- [Task prompt]:
Report only how many lines hold the word "attacks".

(Saved entries)
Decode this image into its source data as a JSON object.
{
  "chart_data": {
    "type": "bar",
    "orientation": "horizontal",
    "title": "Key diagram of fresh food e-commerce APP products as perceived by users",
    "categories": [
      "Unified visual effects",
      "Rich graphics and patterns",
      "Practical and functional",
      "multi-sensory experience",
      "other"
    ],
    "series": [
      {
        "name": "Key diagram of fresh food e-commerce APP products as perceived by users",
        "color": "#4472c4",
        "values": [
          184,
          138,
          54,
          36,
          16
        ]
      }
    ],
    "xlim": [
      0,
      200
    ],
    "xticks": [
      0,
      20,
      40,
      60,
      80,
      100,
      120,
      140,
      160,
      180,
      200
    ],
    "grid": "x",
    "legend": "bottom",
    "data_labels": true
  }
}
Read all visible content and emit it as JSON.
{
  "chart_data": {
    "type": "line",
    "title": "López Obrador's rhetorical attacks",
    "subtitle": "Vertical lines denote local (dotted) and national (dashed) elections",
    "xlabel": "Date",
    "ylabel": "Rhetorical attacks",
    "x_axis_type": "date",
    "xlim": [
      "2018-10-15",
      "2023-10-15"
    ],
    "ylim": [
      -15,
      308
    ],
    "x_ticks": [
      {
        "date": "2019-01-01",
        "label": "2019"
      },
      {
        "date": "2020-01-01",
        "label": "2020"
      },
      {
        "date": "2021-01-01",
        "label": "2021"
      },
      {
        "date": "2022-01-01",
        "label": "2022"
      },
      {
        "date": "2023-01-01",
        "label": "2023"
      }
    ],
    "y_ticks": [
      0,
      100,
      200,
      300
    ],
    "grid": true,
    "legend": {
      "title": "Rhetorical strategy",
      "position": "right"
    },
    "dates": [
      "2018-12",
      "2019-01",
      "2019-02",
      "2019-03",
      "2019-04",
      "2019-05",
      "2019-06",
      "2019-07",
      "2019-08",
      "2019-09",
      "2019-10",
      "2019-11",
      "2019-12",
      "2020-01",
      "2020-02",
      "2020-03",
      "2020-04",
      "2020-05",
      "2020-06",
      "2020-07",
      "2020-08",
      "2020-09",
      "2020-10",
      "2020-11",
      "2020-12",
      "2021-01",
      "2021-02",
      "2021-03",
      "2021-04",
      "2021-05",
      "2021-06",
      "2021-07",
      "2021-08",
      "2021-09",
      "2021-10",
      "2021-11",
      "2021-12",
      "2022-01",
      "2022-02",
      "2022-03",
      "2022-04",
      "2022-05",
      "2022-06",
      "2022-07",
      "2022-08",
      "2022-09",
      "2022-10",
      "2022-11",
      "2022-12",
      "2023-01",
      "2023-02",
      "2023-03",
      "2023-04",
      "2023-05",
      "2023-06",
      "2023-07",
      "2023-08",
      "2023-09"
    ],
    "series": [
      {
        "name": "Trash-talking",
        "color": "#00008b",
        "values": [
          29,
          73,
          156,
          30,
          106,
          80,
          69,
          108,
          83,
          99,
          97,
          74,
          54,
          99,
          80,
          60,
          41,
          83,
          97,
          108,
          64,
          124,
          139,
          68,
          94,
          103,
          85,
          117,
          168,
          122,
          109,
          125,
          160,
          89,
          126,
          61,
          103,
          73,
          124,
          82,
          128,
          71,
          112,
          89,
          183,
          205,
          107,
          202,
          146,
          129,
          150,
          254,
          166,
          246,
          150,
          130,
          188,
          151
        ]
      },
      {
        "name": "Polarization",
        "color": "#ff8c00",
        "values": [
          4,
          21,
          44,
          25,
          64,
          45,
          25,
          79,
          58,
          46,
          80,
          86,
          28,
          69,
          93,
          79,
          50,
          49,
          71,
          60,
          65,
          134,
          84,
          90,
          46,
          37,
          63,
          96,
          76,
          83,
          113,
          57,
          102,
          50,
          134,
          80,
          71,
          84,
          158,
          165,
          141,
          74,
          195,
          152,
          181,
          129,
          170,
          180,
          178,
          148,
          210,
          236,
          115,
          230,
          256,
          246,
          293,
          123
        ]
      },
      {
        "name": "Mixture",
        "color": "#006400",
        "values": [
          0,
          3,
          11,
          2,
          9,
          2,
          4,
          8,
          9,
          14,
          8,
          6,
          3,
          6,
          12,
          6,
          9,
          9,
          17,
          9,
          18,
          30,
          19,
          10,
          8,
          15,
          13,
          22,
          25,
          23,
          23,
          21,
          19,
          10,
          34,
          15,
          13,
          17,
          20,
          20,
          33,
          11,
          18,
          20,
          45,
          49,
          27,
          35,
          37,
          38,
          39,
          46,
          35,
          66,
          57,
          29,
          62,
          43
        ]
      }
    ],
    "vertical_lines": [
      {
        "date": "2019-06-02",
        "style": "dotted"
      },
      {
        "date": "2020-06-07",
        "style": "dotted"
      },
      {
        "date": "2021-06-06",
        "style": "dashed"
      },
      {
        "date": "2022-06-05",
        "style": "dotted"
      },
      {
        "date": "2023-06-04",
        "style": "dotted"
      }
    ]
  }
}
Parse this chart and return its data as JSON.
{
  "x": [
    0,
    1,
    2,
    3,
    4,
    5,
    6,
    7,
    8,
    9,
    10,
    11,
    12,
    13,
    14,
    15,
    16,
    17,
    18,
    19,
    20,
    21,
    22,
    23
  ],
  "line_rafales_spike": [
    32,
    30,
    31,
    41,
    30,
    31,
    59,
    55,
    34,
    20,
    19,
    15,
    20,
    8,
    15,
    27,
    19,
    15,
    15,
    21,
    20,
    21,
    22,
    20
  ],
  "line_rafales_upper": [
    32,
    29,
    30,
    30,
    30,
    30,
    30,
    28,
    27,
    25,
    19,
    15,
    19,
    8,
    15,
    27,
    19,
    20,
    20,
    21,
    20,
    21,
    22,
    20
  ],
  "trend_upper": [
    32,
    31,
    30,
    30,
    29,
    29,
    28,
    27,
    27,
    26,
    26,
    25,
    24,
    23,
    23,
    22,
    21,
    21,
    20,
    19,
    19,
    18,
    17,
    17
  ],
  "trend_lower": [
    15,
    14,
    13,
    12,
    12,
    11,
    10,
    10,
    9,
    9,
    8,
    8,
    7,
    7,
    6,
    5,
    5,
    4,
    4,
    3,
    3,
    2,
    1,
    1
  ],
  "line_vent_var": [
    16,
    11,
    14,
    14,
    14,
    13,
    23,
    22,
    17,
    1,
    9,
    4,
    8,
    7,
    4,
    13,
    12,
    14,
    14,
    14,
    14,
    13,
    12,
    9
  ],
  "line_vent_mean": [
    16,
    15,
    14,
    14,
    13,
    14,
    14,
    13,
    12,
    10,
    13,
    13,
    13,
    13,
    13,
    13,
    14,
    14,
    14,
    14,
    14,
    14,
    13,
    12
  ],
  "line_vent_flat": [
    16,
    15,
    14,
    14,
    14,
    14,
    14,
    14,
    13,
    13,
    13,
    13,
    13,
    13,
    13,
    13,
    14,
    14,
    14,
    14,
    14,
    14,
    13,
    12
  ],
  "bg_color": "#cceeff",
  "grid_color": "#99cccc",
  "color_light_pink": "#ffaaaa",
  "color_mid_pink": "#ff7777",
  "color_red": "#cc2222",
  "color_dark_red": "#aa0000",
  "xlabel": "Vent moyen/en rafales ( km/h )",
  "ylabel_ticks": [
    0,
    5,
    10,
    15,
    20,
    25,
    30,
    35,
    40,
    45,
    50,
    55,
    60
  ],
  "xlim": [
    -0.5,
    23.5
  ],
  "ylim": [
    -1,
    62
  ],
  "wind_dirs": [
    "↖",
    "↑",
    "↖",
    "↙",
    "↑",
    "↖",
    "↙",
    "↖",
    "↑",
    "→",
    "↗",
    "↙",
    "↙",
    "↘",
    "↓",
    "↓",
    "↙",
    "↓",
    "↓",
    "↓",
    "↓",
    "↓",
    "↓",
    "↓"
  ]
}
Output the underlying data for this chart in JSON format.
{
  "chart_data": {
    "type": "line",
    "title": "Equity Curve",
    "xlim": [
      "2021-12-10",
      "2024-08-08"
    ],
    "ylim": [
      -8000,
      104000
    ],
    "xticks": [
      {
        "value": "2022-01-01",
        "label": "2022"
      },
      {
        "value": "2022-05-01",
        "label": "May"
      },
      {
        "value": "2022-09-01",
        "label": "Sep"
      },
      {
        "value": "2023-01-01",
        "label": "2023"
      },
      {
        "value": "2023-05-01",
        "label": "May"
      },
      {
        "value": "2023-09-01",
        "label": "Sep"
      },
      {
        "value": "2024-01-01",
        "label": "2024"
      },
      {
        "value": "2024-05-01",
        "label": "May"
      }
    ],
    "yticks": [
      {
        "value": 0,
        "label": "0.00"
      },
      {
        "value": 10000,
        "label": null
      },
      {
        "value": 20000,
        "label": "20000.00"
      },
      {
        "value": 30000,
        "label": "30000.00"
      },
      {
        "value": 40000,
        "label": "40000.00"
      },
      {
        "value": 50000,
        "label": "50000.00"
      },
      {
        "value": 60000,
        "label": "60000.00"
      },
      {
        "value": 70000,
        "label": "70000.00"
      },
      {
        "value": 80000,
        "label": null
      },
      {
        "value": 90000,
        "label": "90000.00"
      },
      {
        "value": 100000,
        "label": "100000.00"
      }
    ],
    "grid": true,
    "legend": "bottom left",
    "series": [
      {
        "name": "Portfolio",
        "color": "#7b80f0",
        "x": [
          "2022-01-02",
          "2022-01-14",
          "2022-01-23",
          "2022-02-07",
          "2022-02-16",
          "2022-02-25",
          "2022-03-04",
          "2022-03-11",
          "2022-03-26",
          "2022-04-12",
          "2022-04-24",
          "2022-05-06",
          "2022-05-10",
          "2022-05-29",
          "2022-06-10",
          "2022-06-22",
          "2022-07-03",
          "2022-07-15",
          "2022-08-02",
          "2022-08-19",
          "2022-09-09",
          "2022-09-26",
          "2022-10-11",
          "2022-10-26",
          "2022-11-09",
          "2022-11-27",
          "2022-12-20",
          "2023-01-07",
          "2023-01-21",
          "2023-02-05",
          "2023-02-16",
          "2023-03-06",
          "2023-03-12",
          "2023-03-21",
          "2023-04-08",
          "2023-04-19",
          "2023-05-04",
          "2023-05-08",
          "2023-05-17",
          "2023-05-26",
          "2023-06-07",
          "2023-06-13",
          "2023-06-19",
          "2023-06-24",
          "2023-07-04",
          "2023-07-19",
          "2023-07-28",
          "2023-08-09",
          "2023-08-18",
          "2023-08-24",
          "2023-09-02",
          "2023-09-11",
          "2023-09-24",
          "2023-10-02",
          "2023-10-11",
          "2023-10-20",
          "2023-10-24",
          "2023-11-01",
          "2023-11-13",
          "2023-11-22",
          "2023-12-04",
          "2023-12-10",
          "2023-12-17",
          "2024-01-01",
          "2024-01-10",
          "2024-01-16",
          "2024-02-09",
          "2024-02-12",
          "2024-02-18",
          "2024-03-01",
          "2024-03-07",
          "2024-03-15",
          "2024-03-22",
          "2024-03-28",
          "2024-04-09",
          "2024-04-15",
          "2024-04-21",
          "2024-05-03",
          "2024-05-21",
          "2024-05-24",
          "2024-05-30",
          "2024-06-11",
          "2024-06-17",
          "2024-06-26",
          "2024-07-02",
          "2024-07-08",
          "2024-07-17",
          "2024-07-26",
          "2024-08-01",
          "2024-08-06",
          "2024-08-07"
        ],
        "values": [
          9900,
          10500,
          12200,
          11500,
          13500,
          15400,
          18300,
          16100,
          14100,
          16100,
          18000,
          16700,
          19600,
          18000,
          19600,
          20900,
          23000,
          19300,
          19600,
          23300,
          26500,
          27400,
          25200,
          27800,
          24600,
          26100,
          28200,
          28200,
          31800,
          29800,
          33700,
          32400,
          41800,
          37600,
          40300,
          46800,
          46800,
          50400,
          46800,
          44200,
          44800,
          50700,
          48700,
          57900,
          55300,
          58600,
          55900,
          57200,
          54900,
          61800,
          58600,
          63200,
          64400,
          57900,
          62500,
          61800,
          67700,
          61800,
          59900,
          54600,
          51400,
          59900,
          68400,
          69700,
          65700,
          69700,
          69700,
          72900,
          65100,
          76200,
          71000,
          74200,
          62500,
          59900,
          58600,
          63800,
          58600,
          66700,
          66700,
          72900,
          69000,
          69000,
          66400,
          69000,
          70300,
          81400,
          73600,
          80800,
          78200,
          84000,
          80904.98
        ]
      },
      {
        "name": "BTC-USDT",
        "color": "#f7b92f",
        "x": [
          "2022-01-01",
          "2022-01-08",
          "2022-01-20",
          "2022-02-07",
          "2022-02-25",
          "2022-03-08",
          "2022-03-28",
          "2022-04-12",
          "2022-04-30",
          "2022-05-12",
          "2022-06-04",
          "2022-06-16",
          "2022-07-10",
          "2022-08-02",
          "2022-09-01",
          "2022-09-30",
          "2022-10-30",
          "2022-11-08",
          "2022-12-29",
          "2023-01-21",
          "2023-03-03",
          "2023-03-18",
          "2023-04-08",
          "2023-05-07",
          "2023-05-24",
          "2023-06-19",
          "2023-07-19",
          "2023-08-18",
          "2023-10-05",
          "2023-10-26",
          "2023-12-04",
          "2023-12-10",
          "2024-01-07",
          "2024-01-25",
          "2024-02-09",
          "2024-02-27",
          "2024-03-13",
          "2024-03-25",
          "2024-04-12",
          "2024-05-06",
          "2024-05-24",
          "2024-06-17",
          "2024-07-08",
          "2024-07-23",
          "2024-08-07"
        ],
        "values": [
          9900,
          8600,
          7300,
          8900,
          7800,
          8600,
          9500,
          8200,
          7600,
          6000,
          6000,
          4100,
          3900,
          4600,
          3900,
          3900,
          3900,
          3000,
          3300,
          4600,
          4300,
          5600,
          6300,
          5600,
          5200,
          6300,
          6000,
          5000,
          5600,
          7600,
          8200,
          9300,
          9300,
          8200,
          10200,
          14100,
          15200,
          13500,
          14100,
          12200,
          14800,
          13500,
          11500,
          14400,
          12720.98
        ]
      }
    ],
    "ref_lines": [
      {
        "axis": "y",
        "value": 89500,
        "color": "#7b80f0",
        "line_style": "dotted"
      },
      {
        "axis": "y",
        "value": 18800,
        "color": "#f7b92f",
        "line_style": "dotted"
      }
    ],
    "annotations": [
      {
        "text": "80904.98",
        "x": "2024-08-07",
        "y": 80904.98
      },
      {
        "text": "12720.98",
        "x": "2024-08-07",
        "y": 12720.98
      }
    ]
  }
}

- [Written response]:
2